[Saved data entries]
┄┄┄┄┄┄┄┄┄┄
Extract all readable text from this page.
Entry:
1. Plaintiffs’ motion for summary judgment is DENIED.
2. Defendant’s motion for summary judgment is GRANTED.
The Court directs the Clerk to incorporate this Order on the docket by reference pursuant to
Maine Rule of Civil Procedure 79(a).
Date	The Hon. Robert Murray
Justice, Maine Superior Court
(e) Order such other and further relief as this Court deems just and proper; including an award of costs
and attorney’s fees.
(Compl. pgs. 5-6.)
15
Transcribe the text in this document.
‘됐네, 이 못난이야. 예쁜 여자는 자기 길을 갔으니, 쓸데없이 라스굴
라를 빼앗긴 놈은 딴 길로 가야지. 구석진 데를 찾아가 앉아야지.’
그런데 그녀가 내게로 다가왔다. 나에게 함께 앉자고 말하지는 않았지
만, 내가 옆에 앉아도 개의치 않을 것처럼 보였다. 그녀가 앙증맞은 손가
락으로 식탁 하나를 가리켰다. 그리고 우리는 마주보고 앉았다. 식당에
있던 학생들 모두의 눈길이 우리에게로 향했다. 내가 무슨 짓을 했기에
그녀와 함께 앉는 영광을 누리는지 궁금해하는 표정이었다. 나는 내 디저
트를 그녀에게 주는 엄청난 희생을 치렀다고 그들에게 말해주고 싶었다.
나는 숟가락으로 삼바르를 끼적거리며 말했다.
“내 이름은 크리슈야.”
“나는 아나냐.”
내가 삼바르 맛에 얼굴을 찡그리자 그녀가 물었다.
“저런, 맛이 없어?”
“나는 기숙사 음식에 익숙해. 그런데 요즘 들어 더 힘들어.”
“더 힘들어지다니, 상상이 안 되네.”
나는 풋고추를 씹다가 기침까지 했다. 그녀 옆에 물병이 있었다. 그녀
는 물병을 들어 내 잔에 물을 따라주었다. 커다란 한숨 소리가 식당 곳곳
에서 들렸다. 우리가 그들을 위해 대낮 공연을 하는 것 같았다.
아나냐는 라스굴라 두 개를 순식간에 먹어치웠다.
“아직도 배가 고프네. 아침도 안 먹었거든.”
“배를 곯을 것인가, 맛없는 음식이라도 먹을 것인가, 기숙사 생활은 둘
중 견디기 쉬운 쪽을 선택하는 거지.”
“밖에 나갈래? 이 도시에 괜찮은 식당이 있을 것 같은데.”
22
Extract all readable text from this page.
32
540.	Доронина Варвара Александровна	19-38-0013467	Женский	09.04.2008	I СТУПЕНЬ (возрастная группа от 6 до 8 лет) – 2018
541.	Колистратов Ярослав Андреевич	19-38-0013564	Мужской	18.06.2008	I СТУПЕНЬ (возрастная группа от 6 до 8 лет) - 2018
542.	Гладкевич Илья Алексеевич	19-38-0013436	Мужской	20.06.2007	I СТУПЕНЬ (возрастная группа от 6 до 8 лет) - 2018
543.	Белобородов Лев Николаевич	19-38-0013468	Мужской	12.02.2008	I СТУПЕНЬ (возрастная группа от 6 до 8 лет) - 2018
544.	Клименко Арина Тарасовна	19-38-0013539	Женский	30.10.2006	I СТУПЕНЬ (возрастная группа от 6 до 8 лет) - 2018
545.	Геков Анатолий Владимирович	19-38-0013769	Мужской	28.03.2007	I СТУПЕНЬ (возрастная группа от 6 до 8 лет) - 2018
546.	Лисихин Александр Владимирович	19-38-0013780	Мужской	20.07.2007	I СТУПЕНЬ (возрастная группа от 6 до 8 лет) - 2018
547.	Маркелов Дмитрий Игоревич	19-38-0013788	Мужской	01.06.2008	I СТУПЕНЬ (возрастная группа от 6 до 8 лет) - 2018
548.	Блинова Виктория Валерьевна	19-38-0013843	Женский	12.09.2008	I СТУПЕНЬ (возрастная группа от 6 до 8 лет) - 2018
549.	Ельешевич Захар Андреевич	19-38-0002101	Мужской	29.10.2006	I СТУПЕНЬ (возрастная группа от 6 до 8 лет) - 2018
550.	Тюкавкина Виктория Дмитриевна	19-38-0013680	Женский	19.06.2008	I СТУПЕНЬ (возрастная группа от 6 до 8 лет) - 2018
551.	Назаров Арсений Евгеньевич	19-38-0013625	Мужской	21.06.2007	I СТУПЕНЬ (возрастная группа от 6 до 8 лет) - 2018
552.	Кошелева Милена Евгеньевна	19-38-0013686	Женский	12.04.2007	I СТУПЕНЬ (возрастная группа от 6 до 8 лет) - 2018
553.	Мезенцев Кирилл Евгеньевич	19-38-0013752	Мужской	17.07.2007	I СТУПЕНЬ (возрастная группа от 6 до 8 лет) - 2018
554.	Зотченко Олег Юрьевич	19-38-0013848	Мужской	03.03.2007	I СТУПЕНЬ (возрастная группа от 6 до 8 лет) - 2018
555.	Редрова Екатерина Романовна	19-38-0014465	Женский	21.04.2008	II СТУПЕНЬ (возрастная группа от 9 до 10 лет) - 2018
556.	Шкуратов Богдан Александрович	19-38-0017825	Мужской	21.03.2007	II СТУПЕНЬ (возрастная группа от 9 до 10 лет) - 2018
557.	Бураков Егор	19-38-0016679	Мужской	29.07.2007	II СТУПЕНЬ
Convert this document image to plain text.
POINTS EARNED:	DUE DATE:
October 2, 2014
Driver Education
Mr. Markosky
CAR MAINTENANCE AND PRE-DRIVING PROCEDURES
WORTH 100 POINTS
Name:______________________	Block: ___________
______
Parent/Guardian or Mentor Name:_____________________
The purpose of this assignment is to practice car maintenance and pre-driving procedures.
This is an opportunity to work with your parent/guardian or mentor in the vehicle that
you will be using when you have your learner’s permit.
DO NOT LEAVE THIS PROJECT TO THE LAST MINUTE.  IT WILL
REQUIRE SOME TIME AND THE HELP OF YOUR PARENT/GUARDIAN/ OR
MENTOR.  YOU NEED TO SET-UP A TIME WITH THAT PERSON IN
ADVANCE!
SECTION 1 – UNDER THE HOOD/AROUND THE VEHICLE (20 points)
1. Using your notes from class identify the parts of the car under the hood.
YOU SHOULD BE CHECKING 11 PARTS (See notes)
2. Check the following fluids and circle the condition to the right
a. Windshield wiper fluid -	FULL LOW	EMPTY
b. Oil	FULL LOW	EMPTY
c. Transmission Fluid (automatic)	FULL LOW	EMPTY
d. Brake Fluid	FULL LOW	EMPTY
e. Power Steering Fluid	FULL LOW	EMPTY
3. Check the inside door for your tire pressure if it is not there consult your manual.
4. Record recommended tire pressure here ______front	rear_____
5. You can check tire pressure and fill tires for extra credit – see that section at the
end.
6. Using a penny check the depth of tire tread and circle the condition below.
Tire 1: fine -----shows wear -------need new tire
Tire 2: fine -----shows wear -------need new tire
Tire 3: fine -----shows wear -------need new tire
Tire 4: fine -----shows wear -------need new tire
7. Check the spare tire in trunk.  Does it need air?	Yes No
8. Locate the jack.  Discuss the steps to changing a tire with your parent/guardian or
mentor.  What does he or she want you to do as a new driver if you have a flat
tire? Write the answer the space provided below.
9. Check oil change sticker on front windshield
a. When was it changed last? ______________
┄┄┄┄┄┄┄┄┄┄
Write out the whole listing again. Match it word for word.

● **Completed exercise**:
Extract all readable text from this page.
Entry:
1. Plaintiffs’ motion for summary judgment is DENIED.
2. Defendant’s motion for summary judgment is GRANTED.
The Court directs the Clerk to incorporate this Order on the docket by reference pursuant to
Maine Rule of Civil Procedure 79(a).
Date	The Hon. Robert Murray
Justice, Maine Superior Court
(e) Order such other and further relief as this Court deems just and proper; including an award of costs
and attorney’s fees.
(Compl. pgs. 5-6.)
15
Transcribe the text in this document.
‘됐네, 이 못난이야. 예쁜 여자는 자기 길을 갔으니, 쓸데없이 라스굴
라를 빼앗긴 놈은 딴 길로 가야지. 구석진 데를 찾아가 앉아야지.’
그런데 그녀가 내게로 다가왔다. 나에게 함께 앉자고 말하지는 않았지
만, 내가 옆에 앉아도 개의치 않을 것처럼 보였다. 그녀가 앙증맞은 손가
락으로 식탁 하나를 가리켰다. 그리고 우리는 마주보고 앉았다. 식당에
있던 학생들 모두의 눈길이 우리에게로 향했다. 내가 무슨 짓을 했기에
그녀와 함께 앉는 영광을 누리는지 궁금해하는 표정이었다. 나는 내 디저
트를 그녀에게 주는 엄청난 희생을 치렀다고 그들에게 말해주고 싶었다.
나는 숟가락으로 삼바르를 끼적거리며 말했다.
“내 이름은 크리슈야.”
“나는 아나냐.”
내가 삼바르 맛에 얼굴을 찡그리자 그녀가 물었다.
“저런, 맛이 없어?”
“나는 기숙사 음식에 익숙해. 그런데 요즘 들어 더 힘들어.”
“더 힘들어지다니, 상상이 안 되네.”
나는 풋고추를 씹다가 기침까지 했다. 그녀 옆에 물병이 있었다. 그녀
는 물병을 들어 내 잔에 물을 따라주었다. 커다란 한숨 소리가 식당 곳곳
에서 들렸다. 우리가 그들을 위해 대낮 공연을 하는 것 같았다.
아나냐는 라스굴라 두 개를 순식간에 먹어치웠다.
“아직도 배가 고프네. 아침도 안 먹었거든.”
“배를 곯을 것인가, 맛없는 음식이라도 먹을 것인가, 기숙사 생활은 둘
중 견디기 쉬운 쪽을 선택하는 거지.”
“밖에 나갈래? 이 도시에 괜찮은 식당이 있을 것 같은데.”
22
Extract all readable text from this page.
32
540.	Доронина Варвара Александровна	19-38-0013467	Женский	09.04.2008	I СТУПЕНЬ (возрастная группа от 6 до 8 лет) – 2018
541.	Колистратов Ярослав Андреевич	19-38-0013564	Мужской	18.06.2008	I СТУПЕНЬ (возрастная группа от 6 до 8 лет) - 2018
542.	Гладкевич Илья Алексеевич	19-38-0013436	Мужской	20.06.2007	I СТУПЕНЬ (возрастная группа от 6 до 8 лет) - 2018
543.	Белобородов Лев Николаевич	19-38-0013468	Мужской	12.02.2008	I СТУПЕНЬ (возрастная группа от 6 до 8 лет) - 2018
544.	Клименко Арина Тарасовна	19-38-0013539	Женский	30.10.2006	I СТУПЕНЬ (возрастная группа от 6 до 8 лет) - 2018
545.	Геков Анатолий Владимирович	19-38-0013769	Мужской	28.03.2007	I СТУПЕНЬ (возрастная группа от 6 до 8 лет) - 2018
546.	Лисихин Александр Владимирович	19-38-0013780	Мужской	20.07.2007	I СТУПЕНЬ (возрастная группа от 6 до 8 лет) - 2018
547.	Маркелов Дмитрий Игоревич	19-38-0013788	Мужской	01.06.2008	I СТУПЕНЬ (возрастная группа от 6 до 8 лет) - 2018
548.	Блинова Виктория Валерьевна	19-38-0013843	Женский	12.09.2008	I СТУПЕНЬ (возрастная группа от 6 до 8 лет) - 2018
549.	Ельешевич Захар Андреевич	19-38-0002101	Мужской	29.10.2006	I СТУПЕНЬ (возрастная группа от 6 до 8 лет) - 2018
550.	Тюкавкина Виктория Дмитриевна	19-38-0013680	Женский	19.06.2008	I СТУПЕНЬ (возрастная группа от 6 до 8 лет) - 2018
551.	Назаров Арсений Евгеньевич	19-38-0013625	Мужской	21.06.2007	I СТУПЕНЬ (возрастная группа от 6 до 8 лет) - 2018
552.	Кошелева Милена Евгеньевна	19-38-0013686	Женский	12.04.2007	I СТУПЕНЬ (возрастная группа от 6 до 8 лет) - 2018
553.	Мезенцев Кирилл Евгеньевич	19-38-0013752	Мужской	17.07.2007	I СТУПЕНЬ (возрастная группа от 6 до 8 лет) - 2018
554.	Зотченко Олег Юрьевич	19-38-0013848	Мужской	03.03.2007	I СТУПЕНЬ (возрастная группа от 6 до 8 лет) - 2018
555.	Редрова Екатерина Романовна	19-38-0014465	Женский	21.04.2008	II СТУПЕНЬ (возрастная группа от 9 до 10 лет) - 2018
556.	Шкуратов Богдан Александрович	19-38-0017825	Мужской	21.03.2007	II СТУПЕНЬ (возрастная группа от 9 до 10 лет) - 2018
557.	Бураков Егор	19-38-0016679	Мужской	29.07.2007	II СТУПЕНЬ
Convert this document image to plain text.
POINTS EARNED:	DUE DATE:
October 2, 2014
Driver Education
Mr. Markosky
CAR MAINTENANCE AND PRE-DRIVING PROCEDURES
WORTH 100 POINTS
Name:______________________	Block: ___________
______
Parent/Guardian or Mentor Name:_____________________
The purpose of this assignment is to practice car maintenance and pre-driving procedures.
This is an opportunity to work with your parent/guardian or mentor in the vehicle that
you will be using when you have your learner’s permit.
DO NOT LEAVE THIS PROJECT TO THE LAST MINUTE.  IT WILL
REQUIRE SOME TIME AND THE HELP OF YOUR PARENT/GUARDIAN/ OR
MENTOR.  YOU NEED TO SET-UP A TIME WITH THAT PERSON IN
ADVANCE!
SECTION 1 – UNDER THE HOOD/AROUND THE VEHICLE (20 points)
1. Using your notes from class identify the parts of the car under the hood.
YOU SHOULD BE CHECKING 11 PARTS (See notes)
2. Check the following fluids and circle the condition to the right
a. Windshield wiper fluid -	FULL LOW	EMPTY
b. Oil	FULL LOW	EMPTY
c. Transmission Fluid (automatic)	FULL LOW	EMPTY
d. Brake Fluid	FULL LOW	EMPTY
e. Power Steering Fluid	FULL LOW	EMPTY
3. Check the inside door for your tire pressure if it is not there consult your manual.
4. Record recommended tire pressure here ______front	rear_____
5. You can check tire pressure and fill tires for extra credit – see that section at the
end.
6. Using a penny check the depth of tire tread and circle the condition below.
Tire 1: fine -----shows wear -------need new tire
Tire 2: fine -----shows wear -------need new tire
Tire 3: fine -----shows wear -------need new tire
Tire 4: fine -----shows wear -------need new tire
7. Check the spare tire in trunk.  Does it need air?	Yes No
8. Locate the jack.  Discuss the steps to changing a tire with your parent/guardian or
mentor.  What does he or she want you to do as a new driver if you have a flat
tire? Write the answer the space provided below.
9. Check oil change sticker on front windshield
a. When was it changed last? ______________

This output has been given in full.